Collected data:
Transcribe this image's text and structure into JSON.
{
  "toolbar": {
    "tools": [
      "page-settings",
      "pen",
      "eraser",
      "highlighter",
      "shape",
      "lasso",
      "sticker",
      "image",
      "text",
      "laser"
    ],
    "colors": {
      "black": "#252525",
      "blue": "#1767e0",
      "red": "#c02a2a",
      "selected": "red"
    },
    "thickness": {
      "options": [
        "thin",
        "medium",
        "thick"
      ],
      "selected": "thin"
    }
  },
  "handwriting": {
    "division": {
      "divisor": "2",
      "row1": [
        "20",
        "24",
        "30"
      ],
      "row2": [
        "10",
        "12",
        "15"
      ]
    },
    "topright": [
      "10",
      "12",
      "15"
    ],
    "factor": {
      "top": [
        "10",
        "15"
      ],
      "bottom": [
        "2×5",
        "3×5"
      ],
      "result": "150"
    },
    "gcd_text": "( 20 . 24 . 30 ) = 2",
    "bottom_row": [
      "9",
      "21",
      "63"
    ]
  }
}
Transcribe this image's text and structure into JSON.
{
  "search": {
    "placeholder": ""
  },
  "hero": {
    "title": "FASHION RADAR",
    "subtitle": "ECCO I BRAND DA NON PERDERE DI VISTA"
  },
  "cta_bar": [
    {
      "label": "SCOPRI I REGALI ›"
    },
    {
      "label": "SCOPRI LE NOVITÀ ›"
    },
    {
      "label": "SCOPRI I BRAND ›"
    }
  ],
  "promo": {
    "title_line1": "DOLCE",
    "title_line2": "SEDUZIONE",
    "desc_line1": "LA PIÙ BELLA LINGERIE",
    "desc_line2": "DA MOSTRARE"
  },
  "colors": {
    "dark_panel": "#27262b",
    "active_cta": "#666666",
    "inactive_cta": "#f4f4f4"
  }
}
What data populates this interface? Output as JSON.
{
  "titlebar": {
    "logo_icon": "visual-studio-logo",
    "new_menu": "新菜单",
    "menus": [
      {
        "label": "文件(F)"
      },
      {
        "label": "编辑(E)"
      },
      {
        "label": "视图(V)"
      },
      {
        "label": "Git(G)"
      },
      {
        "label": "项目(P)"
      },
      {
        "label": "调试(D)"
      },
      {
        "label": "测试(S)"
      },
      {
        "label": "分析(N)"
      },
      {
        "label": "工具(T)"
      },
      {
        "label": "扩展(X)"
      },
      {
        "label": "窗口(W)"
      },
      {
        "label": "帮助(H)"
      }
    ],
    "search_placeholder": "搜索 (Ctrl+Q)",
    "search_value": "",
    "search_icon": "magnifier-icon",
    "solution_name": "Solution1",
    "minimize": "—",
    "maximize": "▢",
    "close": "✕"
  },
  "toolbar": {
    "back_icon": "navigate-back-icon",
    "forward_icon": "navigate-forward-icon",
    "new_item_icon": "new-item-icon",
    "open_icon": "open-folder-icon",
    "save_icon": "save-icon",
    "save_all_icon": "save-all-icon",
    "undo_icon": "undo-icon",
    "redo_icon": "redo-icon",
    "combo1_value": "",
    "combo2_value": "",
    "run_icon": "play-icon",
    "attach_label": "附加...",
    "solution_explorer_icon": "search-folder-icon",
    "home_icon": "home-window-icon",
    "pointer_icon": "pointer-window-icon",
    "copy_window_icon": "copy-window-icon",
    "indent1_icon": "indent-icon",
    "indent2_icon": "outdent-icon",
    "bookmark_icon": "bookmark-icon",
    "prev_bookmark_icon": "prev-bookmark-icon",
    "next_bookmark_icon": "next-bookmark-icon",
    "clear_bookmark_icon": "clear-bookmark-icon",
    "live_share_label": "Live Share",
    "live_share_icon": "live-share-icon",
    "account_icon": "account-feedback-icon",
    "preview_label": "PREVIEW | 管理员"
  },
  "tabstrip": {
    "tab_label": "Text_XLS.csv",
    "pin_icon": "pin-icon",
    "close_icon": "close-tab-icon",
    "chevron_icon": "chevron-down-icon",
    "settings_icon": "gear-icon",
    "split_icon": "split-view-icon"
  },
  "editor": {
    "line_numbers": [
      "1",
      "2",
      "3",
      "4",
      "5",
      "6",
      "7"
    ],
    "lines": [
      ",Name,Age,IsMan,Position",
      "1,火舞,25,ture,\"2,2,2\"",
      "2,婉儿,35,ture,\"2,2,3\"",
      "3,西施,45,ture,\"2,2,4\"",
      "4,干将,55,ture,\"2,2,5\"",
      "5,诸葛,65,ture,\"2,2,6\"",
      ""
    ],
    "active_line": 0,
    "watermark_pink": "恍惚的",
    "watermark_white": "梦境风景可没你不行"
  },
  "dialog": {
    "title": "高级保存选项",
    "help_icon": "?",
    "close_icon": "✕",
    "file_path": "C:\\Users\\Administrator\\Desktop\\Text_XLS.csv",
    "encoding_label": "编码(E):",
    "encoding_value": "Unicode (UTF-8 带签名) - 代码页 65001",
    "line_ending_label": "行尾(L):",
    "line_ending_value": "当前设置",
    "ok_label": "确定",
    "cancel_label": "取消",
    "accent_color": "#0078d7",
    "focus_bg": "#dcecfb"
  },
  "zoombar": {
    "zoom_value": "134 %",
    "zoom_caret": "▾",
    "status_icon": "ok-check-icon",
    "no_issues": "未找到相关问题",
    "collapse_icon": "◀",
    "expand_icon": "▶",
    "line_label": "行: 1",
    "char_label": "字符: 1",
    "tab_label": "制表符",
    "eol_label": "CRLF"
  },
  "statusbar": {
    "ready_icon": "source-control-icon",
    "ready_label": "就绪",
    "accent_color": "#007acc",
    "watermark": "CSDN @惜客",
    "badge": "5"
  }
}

Job -
Which lines contain the word "navigate"? Return each of them.

Task response -
    "back_icon": "navigate-back-icon",
    "forward_icon": "navigate-forward-icon",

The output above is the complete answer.